STORED RECORDS:
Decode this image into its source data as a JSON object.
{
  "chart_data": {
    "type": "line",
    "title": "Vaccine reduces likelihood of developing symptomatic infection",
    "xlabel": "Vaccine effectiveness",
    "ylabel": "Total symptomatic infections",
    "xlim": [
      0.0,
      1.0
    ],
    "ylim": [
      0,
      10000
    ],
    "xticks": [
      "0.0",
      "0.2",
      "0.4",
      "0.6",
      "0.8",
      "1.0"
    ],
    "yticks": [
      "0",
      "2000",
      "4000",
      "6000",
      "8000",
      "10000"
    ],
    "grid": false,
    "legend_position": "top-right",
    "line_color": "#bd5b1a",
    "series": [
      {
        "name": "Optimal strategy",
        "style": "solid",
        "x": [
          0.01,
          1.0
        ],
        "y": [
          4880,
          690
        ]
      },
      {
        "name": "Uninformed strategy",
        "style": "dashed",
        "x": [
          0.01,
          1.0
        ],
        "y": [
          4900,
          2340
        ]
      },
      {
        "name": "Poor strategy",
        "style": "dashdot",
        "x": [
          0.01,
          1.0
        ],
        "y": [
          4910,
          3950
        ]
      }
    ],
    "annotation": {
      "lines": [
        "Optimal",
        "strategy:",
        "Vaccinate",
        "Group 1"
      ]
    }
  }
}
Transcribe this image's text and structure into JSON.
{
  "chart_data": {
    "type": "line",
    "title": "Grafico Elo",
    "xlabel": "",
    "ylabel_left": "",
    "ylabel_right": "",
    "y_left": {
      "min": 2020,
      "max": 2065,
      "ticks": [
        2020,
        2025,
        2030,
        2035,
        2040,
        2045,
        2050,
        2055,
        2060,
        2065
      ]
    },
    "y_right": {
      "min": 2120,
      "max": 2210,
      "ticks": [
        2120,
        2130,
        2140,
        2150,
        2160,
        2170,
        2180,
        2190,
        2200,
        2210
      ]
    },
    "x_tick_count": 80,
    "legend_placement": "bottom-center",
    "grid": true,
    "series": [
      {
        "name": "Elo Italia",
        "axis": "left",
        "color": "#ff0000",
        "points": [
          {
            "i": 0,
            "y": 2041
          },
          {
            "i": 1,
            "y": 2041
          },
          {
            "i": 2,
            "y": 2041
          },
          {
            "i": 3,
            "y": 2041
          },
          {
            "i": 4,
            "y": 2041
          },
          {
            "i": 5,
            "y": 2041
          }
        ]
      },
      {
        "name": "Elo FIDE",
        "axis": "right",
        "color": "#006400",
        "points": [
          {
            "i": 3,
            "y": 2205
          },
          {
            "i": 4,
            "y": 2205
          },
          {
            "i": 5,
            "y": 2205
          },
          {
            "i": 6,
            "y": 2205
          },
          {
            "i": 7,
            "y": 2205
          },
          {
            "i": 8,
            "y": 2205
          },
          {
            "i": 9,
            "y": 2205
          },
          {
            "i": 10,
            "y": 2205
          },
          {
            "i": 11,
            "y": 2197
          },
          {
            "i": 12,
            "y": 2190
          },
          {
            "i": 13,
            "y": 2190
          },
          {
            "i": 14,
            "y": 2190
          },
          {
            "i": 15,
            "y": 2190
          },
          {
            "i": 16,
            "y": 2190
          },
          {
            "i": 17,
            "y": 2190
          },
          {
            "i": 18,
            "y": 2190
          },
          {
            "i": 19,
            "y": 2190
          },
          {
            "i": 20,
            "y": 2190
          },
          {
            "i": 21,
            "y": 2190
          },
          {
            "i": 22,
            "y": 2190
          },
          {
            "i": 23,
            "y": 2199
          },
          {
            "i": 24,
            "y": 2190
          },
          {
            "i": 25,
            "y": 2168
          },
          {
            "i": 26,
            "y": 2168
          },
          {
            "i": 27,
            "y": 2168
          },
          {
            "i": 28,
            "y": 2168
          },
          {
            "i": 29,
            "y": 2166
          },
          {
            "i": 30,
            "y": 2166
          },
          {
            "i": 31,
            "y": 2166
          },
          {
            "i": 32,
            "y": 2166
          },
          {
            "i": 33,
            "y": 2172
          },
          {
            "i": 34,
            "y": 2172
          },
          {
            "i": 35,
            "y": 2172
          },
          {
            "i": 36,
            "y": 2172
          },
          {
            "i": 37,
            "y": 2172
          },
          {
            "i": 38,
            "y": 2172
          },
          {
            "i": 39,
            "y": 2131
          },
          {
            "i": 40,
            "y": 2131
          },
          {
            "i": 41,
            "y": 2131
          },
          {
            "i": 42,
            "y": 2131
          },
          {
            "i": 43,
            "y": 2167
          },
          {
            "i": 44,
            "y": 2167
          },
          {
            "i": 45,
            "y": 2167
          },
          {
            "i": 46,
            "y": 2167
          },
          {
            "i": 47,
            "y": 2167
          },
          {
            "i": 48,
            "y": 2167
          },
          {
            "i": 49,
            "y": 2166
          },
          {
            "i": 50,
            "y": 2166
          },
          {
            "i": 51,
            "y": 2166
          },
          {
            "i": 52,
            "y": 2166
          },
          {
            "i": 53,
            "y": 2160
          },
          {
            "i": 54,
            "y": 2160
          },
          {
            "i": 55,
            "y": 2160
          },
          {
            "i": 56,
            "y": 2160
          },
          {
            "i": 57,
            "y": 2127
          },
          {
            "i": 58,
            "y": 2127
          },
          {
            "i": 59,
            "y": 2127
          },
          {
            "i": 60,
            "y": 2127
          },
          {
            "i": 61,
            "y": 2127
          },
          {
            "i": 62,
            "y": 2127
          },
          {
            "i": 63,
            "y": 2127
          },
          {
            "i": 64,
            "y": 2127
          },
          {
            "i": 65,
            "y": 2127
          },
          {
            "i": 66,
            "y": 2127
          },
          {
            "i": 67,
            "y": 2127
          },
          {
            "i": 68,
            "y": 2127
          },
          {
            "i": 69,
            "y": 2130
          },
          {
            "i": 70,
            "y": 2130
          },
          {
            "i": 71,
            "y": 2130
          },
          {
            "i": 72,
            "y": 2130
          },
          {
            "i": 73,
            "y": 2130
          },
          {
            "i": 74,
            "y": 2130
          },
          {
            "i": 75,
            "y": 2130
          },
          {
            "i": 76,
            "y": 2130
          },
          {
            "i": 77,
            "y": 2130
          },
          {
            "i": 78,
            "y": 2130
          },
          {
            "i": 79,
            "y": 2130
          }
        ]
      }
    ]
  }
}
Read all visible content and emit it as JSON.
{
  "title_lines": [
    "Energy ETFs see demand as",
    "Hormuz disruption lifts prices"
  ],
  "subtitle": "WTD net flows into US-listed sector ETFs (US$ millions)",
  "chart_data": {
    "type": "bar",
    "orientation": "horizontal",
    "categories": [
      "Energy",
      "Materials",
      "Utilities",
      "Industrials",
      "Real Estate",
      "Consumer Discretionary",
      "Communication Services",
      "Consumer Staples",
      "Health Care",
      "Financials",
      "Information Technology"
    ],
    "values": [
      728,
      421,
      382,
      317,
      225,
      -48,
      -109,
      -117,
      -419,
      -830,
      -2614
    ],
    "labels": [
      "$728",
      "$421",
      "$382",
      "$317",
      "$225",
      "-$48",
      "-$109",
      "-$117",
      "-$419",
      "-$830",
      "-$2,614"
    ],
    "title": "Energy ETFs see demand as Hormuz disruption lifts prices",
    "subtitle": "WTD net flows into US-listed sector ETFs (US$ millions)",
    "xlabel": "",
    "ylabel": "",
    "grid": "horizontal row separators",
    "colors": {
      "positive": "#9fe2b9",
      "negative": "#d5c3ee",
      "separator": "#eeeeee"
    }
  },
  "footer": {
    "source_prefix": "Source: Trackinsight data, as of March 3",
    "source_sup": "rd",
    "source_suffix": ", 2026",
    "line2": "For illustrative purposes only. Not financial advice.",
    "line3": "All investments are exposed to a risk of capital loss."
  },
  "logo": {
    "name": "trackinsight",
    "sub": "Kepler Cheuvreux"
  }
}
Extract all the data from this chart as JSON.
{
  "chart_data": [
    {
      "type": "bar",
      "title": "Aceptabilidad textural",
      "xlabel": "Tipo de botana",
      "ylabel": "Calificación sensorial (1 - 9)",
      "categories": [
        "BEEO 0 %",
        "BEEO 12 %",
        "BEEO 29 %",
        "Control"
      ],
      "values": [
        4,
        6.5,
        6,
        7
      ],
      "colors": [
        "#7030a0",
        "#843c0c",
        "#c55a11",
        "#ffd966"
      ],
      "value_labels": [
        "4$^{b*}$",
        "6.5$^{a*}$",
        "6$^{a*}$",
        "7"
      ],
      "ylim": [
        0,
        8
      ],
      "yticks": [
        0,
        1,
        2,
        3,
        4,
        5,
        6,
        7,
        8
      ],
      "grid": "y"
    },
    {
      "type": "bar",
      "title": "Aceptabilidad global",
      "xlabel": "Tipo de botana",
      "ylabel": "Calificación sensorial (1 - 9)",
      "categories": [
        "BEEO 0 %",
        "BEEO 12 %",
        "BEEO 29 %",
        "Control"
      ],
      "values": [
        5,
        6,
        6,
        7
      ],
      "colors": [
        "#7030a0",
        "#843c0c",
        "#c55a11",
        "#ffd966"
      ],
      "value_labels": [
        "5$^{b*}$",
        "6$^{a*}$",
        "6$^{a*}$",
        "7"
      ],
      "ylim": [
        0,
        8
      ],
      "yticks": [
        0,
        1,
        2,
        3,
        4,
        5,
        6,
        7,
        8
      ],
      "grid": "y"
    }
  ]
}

WHAT IS BEING ASKED:
Read the lines above. Gather those in which the string "style" is found.

WRITTEN SOLUTION:
        "style": "solid",
        "style": "dashed",
        "style": "dashdot",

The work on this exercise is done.